Collection entries

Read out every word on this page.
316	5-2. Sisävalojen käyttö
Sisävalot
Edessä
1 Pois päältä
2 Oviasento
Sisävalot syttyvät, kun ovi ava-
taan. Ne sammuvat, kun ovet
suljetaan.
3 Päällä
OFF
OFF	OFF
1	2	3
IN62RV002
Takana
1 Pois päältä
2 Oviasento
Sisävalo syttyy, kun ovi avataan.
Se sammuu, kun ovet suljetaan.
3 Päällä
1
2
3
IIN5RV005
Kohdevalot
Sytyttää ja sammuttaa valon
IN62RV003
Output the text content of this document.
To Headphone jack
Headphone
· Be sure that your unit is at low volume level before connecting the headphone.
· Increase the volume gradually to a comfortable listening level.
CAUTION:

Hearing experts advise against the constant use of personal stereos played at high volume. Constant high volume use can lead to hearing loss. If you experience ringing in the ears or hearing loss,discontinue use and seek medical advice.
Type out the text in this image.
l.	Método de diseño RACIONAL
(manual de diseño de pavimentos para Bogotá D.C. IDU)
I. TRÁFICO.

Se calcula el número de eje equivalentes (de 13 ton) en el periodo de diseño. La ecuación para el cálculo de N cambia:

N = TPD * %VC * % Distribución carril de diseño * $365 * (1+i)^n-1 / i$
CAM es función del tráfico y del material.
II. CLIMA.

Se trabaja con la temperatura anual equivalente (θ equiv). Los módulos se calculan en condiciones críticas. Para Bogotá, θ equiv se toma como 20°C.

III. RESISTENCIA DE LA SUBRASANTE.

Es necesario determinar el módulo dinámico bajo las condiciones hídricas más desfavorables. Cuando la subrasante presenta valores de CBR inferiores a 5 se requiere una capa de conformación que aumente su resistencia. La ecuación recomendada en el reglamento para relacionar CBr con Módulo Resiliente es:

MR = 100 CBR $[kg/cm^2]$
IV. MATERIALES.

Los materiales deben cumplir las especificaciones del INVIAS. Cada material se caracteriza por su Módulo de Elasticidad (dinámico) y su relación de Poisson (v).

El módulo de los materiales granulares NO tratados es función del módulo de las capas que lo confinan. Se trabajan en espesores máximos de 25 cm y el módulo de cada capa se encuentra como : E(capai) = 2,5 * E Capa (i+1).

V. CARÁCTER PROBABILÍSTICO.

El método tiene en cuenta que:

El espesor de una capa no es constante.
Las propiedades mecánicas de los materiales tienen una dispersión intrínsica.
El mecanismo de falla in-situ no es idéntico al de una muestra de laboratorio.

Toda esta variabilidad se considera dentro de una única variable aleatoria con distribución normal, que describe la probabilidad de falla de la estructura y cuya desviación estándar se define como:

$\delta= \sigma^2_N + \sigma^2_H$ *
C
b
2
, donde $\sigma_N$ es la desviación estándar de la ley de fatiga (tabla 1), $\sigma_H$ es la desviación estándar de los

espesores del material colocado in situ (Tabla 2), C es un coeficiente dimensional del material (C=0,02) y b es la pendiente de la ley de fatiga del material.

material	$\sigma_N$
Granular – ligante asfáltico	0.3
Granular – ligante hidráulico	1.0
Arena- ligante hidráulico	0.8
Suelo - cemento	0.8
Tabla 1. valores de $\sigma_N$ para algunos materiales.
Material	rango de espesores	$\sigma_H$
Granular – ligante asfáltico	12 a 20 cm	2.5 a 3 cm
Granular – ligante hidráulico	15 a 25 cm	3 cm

### EXERCISE DESCRIPTION
Please quote every record above exactly as it appears.

### OUTPUT FOR THIS EXERCISE
Read out every word on this page.
316	5-2. Sisävalojen käyttö
Sisävalot
Edessä
1 Pois päältä
2 Oviasento
Sisävalot syttyvät, kun ovi ava-
taan. Ne sammuvat, kun ovet
suljetaan.
3 Päällä
OFF
OFF	OFF
1	2	3
IN62RV002
Takana
1 Pois päältä
2 Oviasento
Sisävalo syttyy, kun ovi avataan.
Se sammuu, kun ovet suljetaan.
3 Päällä
1
2
3
IIN5RV005
Kohdevalot
Sytyttää ja sammuttaa valon
IN62RV003
Output the text content of this document.
To Headphone jack
Headphone
· Be sure that your unit is at low volume level before connecting the headphone.
· Increase the volume gradually to a comfortable listening level.
CAUTION:

Hearing experts advise against the constant use of personal stereos played at high volume. Constant high volume use can lead to hearing loss. If you experience ringing in the ears or hearing loss,discontinue use and seek medical advice.
Type out the text in this image.
l.	Método de diseño RACIONAL
(manual de diseño de pavimentos para Bogotá D.C. IDU)
I. TRÁFICO.

Se calcula el número de eje equivalentes (de 13 ton) en el periodo de diseño. La ecuación para el cálculo de N cambia:

N = TPD * %VC * % Distribución carril de diseño * $365 * (1+i)^n-1 / i$
CAM es función del tráfico y del material.
II. CLIMA.

Se trabaja con la temperatura anual equivalente (θ equiv). Los módulos se calculan en condiciones críticas. Para Bogotá, θ equiv se toma como 20°C.

III. RESISTENCIA DE LA SUBRASANTE.

Es necesario determinar el módulo dinámico bajo las condiciones hídricas más desfavorables. Cuando la subrasante presenta valores de CBR inferiores a 5 se requiere una capa de conformación que aumente su resistencia. La ecuación recomendada en el reglamento para relacionar CBr con Módulo Resiliente es:

MR = 100 CBR $[kg/cm^2]$
IV. MATERIALES.

Los materiales deben cumplir las especificaciones del INVIAS. Cada material se caracteriza por su Módulo de Elasticidad (dinámico) y su relación de Poisson (v).

El módulo de los materiales granulares NO tratados es función del módulo de las capas que lo confinan. Se trabajan en espesores máximos de 25 cm y el módulo de cada capa se encuentra como : E(capai) = 2,5 * E Capa (i+1).

V. CARÁCTER PROBABILÍSTICO.

El método tiene en cuenta que:

El espesor de una capa no es constante.
Las propiedades mecánicas de los materiales tienen una dispersión intrínsica.
El mecanismo de falla in-situ no es idéntico al de una muestra de laboratorio.

Toda esta variabilidad se considera dentro de una única variable aleatoria con distribución normal, que describe la probabilidad de falla de la estructura y cuya desviación estándar se define como:

$\delta= \sigma^2_N + \sigma^2_H$ *
C
b
2
, donde $\sigma_N$ es la desviación estándar de la ley de fatiga (tabla 1), $\sigma_H$ es la desviación estándar de los

espesores del material colocado in situ (Tabla 2), C es un coeficiente dimensional del material (C=0,02) y b es la pendiente de la ley de fatiga del material.

material	$\sigma_N$
Granular – ligante asfáltico	0.3
Granular – ligante hidráulico	1.0
Arena- ligante hidráulico	0.8
Suelo - cemento	0.8
Tabla 1. valores de $\sigma_N$ para algunos materiales.
Material	rango de espesores	$\sigma_H$
Granular – ligante asfáltico	12 a 20 cm	2.5 a 3 cm
Granular – ligante hidráulico	15 a 25 cm	3 cm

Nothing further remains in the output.